• [THE TASK]:
Look for the string "JSON" in every line, and copy each line that has it.

[Entries with figure data]
● ● ● ● ●

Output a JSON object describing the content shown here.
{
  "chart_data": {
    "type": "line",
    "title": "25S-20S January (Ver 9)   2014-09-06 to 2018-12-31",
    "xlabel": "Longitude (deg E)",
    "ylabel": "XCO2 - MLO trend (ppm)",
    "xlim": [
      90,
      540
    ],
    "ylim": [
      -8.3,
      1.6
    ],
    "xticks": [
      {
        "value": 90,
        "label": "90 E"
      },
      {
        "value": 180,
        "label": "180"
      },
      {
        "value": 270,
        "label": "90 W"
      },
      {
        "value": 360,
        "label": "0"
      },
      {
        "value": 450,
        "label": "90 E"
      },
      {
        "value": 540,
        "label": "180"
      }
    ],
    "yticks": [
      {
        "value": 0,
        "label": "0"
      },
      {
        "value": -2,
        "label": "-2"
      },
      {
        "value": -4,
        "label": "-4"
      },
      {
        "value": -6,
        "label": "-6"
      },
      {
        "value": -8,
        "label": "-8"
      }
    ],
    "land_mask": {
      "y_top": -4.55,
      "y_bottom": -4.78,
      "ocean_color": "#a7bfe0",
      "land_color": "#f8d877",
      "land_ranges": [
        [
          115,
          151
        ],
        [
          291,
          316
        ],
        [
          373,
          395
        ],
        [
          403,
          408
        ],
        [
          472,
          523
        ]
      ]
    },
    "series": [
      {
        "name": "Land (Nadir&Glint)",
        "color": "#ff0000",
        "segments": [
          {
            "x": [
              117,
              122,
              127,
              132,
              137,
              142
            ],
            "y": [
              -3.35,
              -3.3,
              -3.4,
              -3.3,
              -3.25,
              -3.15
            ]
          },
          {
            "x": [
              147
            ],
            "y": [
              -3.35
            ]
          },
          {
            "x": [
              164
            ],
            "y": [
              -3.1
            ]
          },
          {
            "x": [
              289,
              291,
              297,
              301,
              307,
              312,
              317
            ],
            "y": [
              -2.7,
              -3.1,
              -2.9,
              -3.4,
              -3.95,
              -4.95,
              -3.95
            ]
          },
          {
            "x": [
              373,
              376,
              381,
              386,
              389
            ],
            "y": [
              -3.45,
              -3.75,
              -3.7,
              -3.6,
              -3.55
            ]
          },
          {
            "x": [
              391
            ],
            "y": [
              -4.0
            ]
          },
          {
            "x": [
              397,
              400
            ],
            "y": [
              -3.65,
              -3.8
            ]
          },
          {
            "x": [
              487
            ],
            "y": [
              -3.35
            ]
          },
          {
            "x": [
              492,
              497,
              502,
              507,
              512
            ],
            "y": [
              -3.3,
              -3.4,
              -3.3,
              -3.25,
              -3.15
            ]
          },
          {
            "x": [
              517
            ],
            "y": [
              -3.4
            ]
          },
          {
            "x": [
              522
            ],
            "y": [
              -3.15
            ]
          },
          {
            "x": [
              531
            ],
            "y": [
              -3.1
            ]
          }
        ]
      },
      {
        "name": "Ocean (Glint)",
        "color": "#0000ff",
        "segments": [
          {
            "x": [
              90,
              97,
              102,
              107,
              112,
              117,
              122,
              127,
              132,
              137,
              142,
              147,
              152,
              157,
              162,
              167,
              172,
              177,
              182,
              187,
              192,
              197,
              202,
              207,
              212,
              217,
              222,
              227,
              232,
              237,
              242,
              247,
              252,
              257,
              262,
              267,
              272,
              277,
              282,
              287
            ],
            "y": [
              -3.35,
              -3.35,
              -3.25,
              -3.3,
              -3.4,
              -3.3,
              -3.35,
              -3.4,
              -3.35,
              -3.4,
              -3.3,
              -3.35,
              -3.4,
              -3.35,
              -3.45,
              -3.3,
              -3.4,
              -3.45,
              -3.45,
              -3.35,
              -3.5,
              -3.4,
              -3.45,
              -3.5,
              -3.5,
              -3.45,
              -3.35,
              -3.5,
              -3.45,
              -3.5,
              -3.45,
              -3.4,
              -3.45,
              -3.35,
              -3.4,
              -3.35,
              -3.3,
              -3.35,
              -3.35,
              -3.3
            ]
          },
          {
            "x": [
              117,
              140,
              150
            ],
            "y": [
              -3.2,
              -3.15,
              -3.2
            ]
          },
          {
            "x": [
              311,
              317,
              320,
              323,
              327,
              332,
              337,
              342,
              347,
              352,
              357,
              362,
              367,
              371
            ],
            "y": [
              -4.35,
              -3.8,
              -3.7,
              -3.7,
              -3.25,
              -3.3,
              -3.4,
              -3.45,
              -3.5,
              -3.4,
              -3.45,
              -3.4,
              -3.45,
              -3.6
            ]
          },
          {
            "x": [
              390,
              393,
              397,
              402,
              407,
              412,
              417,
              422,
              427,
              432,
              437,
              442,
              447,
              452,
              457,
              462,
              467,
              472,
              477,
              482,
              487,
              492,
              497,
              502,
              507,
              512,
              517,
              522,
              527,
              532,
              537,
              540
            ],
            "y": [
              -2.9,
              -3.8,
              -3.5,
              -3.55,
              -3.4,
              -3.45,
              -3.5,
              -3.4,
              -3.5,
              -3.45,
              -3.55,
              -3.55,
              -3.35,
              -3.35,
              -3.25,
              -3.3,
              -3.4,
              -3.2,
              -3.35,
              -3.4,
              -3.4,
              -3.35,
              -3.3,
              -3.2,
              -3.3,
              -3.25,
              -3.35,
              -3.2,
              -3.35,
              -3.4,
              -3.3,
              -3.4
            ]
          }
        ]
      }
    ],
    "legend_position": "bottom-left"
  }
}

● ● ● ● ●

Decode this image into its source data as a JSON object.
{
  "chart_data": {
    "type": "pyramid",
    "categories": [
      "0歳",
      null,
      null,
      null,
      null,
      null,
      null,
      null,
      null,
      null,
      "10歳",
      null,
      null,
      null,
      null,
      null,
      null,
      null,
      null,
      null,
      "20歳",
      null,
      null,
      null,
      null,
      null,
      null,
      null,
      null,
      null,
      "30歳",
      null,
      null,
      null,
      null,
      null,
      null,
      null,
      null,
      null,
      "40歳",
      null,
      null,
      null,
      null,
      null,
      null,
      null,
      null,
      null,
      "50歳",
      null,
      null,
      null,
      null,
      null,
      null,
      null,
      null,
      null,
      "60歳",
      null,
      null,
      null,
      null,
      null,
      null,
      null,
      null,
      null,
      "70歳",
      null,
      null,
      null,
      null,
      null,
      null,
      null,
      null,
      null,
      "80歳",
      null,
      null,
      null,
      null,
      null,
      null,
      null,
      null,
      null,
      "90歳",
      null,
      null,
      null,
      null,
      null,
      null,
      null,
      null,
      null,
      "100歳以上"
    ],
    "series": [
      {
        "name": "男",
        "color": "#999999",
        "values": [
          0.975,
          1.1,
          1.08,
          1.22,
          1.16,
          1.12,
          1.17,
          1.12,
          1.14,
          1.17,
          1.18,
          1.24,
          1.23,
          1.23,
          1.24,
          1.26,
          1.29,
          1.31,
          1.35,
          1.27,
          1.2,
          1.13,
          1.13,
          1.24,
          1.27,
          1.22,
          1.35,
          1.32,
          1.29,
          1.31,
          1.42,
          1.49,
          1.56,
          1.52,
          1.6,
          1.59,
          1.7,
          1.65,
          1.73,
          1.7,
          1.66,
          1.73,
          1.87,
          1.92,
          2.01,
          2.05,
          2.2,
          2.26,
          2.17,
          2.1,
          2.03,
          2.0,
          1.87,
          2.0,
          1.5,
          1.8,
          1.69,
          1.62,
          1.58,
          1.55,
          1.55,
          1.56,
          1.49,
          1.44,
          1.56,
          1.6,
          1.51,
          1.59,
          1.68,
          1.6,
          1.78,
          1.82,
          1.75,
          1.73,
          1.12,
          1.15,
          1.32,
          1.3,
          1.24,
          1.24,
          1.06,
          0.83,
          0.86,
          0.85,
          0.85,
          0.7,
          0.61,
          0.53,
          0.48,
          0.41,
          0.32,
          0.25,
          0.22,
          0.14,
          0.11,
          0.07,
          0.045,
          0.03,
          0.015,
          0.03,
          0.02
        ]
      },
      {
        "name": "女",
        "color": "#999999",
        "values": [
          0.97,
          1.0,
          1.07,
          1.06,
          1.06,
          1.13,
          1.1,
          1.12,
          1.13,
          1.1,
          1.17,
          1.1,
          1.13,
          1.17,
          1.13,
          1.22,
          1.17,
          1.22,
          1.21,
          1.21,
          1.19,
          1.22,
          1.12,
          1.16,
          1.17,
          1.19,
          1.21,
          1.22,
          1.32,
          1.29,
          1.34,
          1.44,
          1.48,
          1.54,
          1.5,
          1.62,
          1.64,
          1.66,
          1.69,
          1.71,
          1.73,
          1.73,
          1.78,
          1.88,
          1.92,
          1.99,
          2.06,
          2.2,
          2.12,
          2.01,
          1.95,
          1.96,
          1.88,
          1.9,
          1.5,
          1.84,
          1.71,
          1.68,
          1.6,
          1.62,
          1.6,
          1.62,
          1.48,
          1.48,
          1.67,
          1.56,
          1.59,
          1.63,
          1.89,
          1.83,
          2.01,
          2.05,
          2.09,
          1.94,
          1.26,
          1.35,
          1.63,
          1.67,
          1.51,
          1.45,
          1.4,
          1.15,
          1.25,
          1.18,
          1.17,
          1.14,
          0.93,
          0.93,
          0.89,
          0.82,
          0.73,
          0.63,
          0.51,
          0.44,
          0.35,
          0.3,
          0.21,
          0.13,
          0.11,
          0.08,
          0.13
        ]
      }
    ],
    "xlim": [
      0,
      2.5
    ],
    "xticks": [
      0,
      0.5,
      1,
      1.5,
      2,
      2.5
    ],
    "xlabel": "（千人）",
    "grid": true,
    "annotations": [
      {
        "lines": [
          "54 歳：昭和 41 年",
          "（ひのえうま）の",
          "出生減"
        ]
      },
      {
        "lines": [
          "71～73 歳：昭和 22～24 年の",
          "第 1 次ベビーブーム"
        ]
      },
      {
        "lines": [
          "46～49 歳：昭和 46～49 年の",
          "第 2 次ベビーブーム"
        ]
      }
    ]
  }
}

● ● ● ● ●

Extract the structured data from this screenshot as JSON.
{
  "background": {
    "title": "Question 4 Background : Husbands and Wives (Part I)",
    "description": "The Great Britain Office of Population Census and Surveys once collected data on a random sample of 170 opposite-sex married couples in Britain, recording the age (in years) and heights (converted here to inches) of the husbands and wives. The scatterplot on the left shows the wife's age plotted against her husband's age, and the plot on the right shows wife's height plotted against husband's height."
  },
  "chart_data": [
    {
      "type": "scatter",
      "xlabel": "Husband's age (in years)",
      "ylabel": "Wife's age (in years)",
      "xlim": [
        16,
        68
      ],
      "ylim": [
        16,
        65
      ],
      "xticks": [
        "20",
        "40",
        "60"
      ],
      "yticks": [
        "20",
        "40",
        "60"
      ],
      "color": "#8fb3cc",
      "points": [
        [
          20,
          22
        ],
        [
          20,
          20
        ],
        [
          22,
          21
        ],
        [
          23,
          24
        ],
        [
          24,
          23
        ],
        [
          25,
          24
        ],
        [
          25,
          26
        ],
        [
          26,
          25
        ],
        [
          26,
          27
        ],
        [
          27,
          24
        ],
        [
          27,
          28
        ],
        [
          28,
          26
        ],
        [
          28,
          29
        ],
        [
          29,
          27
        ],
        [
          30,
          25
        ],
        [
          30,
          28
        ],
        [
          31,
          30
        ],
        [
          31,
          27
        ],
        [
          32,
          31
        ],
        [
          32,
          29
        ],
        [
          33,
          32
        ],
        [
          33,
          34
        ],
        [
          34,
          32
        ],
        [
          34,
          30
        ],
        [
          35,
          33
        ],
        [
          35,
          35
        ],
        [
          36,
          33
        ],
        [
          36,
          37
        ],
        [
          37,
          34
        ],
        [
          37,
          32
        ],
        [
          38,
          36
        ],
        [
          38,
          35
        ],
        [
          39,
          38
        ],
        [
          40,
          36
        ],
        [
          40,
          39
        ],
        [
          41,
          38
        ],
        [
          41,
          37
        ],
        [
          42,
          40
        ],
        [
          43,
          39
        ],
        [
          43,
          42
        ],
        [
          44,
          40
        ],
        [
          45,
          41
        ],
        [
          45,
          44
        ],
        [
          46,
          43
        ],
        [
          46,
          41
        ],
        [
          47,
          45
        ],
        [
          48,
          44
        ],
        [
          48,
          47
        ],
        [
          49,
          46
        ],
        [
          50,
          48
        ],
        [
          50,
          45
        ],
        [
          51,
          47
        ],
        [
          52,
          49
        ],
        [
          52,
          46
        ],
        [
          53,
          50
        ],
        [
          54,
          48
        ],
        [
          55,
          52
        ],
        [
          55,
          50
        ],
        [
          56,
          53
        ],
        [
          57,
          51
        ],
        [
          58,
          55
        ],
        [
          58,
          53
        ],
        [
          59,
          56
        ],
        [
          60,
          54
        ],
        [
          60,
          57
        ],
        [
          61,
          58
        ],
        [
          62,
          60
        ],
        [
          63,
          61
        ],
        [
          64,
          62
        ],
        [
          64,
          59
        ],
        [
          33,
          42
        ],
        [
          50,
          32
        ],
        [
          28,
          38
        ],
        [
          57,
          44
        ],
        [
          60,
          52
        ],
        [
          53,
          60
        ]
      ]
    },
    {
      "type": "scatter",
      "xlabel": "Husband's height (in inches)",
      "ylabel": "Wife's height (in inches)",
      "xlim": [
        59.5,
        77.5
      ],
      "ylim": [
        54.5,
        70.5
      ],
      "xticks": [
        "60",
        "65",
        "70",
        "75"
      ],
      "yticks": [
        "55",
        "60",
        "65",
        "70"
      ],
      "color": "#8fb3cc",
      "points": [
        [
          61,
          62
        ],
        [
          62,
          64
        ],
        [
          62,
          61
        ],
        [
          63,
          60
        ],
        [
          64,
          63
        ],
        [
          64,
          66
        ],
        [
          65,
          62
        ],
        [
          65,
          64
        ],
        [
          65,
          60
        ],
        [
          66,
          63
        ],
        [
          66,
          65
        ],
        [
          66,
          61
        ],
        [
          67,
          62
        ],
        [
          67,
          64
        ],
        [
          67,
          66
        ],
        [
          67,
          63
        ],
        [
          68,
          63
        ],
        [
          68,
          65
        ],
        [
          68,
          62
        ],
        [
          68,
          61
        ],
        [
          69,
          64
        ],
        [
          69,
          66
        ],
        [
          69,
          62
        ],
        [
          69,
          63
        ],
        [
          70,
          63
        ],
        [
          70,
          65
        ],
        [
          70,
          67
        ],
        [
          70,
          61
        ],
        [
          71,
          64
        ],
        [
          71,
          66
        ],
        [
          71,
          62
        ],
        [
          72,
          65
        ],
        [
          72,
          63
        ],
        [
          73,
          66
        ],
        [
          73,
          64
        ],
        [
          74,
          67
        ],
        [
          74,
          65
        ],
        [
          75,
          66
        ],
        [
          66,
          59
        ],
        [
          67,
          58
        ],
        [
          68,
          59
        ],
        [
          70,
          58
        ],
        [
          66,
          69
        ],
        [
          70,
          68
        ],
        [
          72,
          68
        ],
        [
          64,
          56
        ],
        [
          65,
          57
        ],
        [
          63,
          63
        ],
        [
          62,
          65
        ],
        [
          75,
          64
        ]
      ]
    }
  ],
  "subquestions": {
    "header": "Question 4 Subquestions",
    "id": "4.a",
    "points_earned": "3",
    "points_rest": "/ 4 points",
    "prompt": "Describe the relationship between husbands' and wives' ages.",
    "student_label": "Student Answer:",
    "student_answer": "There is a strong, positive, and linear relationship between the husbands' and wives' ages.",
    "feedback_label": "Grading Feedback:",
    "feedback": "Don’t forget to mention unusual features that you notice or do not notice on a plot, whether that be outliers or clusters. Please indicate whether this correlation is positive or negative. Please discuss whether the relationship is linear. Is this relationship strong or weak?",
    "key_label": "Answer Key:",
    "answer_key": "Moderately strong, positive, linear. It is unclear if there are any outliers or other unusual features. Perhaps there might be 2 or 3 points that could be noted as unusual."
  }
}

● ● ● ● ●

• [THE OUTPUT]:
Output a JSON object describing the content shown here.
Decode this image into its source data as a JSON object.
Extract the structured data from this screenshot as JSON.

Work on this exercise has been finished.